**Exercise brief**
Reproduce the full listing below unchanged, apart from the pictures.

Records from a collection
----

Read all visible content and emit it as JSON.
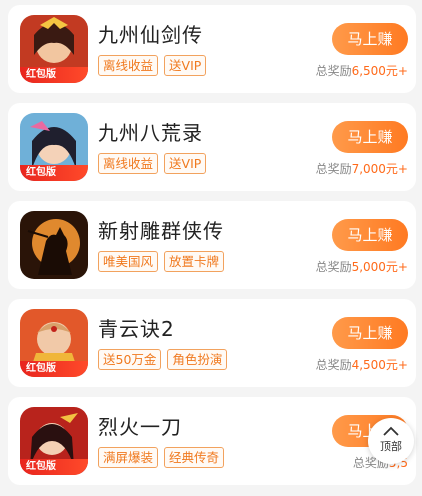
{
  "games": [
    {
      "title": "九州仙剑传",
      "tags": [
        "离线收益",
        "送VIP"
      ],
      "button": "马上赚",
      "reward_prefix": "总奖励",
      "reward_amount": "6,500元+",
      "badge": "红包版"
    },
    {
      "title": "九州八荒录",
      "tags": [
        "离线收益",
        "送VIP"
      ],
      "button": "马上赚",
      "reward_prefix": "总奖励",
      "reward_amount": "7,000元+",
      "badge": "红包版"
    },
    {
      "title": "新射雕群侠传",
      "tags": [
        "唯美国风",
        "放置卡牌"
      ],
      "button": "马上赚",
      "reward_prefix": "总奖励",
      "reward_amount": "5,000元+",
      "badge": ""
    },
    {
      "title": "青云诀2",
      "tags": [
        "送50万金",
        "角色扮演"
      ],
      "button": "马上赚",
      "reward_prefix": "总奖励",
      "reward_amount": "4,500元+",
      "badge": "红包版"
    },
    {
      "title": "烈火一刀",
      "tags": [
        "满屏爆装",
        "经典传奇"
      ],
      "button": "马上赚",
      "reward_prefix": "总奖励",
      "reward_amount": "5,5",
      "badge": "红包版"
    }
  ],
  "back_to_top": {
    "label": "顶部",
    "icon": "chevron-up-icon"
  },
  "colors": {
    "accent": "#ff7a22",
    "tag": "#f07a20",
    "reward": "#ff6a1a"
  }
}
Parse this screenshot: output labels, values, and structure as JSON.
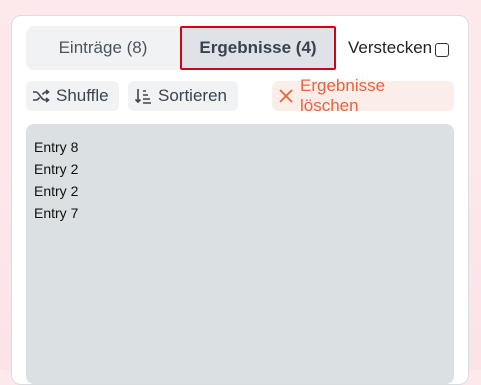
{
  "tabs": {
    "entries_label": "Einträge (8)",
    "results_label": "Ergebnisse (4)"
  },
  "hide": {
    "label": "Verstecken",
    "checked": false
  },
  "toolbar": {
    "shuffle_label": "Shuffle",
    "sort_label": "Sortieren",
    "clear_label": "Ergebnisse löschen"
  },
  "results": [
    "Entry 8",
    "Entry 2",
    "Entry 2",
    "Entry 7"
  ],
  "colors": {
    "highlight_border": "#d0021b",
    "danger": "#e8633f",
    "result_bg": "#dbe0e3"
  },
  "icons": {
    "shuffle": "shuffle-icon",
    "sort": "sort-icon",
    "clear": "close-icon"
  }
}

----

**Answer for the task**
Read all visible content and emit it as JSON.
{
  "games": [
    {
      "title": "九州仙剑传",
      "tags": [
        "离线收益",
        "送VIP"
      ],
      "button": "马上赚",
      "reward_prefix": "总奖励",
      "reward_amount": "6,500元+",
      "badge": "红包版"
    },
    {
      "title": "九州八荒录",
      "tags": [
        "离线收益",
        "送VIP"
      ],
      "button": "马上赚",
      "reward_prefix": "总奖励",
      "reward_amount": "7,000元+",
      "badge": "红包版"
    },
    {
      "title": "新射雕群侠传",
      "tags": [
        "唯美国风",
        "放置卡牌"
      ],
      "button": "马上赚",
      "reward_prefix": "总奖励",
      "reward_amount": "5,000元+",
      "badge": ""
    },
    {
      "title": "青云诀2",
      "tags": [
        "送50万金",
        "角色扮演"
      ],
      "button": "马上赚",
      "reward_prefix": "总奖励",
      "reward_amount": "4,500元+",
      "badge": "红包版"
    },
    {
      "title": "烈火一刀",
      "tags": [
        "满屏爆装",
        "经典传奇"
      ],
      "button": "马上赚",
      "reward_prefix": "总奖励",
      "reward_amount": "5,5",
      "badge": "红包版"
    }
  ],
  "back_to_top": {
    "label": "顶部",
    "icon": "chevron-up-icon"
  },
  "colors": {
    "accent": "#ff7a22",
    "tag": "#f07a20",
    "reward": "#ff6a1a"
  }
}
Parse this screenshot: output labels, values, and structure as JSON.
{
  "tabs": {
    "entries_label": "Einträge (8)",
    "results_label": "Ergebnisse (4)"
  },
  "hide": {
    "label": "Verstecken",
    "checked": false
  },
  "toolbar": {
    "shuffle_label": "Shuffle",
    "sort_label": "Sortieren",
    "clear_label": "Ergebnisse löschen"
  },
  "results": [
    "Entry 8",
    "Entry 2",
    "Entry 2",
    "Entry 7"
  ],
  "colors": {
    "highlight_border": "#d0021b",
    "danger": "#e8633f",
    "result_bg": "#dbe0e3"
  },
  "icons": {
    "shuffle": "shuffle-icon",
    "sort": "sort-icon",
    "clear": "close-icon"
  }
}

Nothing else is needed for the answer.